• What is being asked: Bring together all lines of the material below that contain the string "tayyorlash".

::::::::

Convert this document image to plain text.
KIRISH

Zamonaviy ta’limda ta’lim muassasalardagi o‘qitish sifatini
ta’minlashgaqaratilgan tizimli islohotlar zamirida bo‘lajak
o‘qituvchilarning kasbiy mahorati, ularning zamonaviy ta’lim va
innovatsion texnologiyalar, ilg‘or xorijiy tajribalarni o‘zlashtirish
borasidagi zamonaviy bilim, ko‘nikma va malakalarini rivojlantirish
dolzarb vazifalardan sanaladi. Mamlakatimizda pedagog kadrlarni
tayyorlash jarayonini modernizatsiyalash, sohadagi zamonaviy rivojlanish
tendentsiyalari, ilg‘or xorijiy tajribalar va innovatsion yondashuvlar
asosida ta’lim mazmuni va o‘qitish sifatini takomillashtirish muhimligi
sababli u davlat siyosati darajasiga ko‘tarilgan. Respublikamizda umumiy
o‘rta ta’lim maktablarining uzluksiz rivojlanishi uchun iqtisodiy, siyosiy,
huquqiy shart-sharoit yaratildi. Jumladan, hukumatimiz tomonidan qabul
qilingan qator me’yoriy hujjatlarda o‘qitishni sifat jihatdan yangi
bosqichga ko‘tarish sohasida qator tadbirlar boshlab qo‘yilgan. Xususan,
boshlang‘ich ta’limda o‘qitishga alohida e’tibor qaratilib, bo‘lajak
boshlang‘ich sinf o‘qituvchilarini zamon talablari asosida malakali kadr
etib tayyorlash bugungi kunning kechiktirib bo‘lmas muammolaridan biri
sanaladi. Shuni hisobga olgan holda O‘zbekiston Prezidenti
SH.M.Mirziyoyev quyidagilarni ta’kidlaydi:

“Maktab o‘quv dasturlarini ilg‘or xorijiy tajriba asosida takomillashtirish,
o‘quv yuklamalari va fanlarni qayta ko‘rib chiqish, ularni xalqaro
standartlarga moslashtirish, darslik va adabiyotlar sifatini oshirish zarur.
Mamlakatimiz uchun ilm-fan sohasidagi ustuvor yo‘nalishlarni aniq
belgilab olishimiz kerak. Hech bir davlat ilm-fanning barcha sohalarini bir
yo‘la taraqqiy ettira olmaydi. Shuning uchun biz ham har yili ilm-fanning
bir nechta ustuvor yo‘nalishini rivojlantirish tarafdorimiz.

::::::::

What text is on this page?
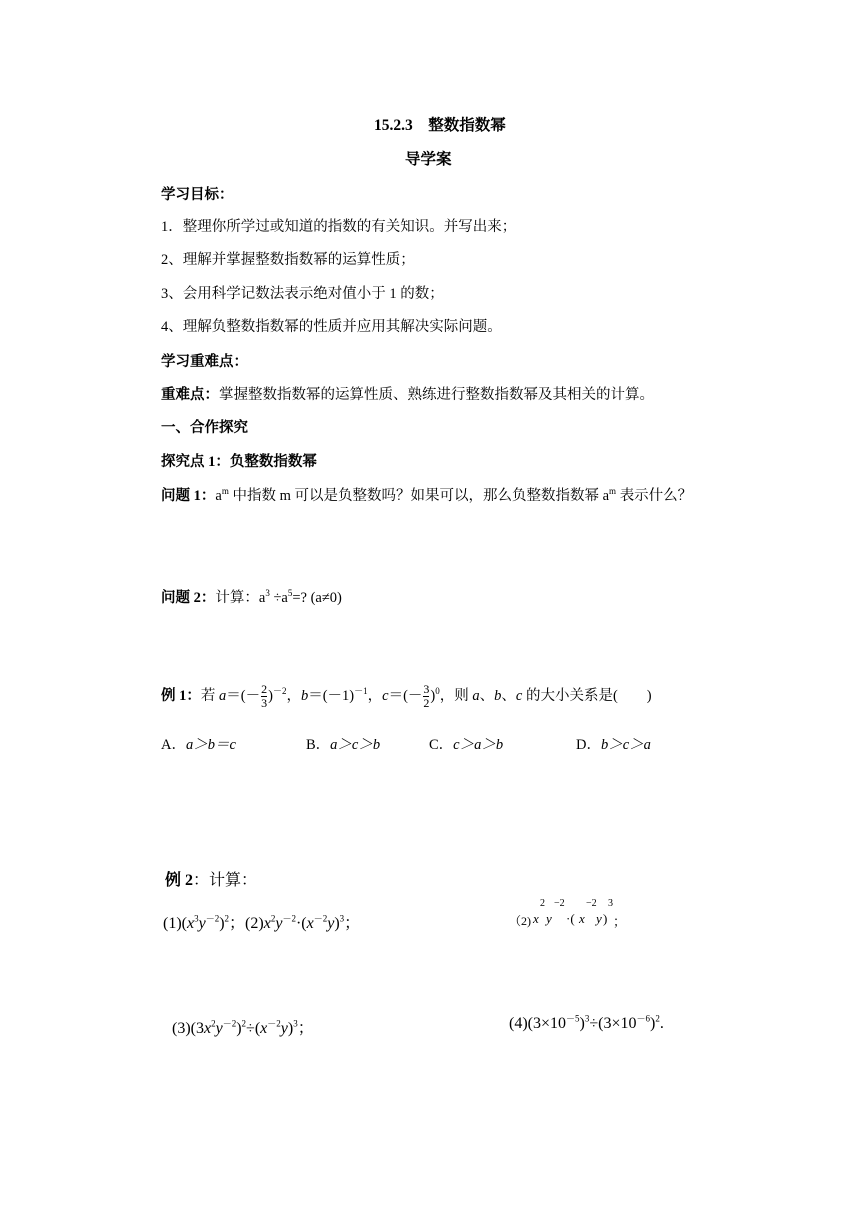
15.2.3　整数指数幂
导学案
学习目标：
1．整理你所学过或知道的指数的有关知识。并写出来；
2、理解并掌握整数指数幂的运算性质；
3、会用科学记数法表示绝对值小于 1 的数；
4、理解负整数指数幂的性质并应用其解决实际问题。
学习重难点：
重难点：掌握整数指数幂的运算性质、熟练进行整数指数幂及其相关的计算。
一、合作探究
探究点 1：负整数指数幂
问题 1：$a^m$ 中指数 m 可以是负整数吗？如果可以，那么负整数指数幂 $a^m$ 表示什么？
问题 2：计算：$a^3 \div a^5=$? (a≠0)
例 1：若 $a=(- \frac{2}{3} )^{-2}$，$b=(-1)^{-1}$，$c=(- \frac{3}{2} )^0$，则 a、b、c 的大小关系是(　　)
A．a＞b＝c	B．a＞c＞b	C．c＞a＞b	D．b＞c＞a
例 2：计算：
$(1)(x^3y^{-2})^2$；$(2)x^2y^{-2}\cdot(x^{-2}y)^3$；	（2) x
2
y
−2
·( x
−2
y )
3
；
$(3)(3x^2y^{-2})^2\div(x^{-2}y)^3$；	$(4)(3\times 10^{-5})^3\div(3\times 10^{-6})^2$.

::::::::

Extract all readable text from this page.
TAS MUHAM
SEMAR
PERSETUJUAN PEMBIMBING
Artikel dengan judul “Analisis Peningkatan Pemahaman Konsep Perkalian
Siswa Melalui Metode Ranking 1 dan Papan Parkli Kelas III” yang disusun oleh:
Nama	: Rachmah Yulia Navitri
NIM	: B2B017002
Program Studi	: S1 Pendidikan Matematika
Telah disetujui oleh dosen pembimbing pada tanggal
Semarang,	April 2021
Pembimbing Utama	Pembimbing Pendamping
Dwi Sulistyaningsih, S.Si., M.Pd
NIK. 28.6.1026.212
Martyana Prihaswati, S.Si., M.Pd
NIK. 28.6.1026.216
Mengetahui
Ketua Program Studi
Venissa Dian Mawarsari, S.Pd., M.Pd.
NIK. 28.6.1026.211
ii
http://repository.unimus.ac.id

::::::::

• Answer to the problem:
tayyorlash jarayonini modernizatsiyalash, sohadagi zamonaviy rivojlanish
etib tayyorlash bugungi kunning kechiktirib bo‘lmas muammolaridan biri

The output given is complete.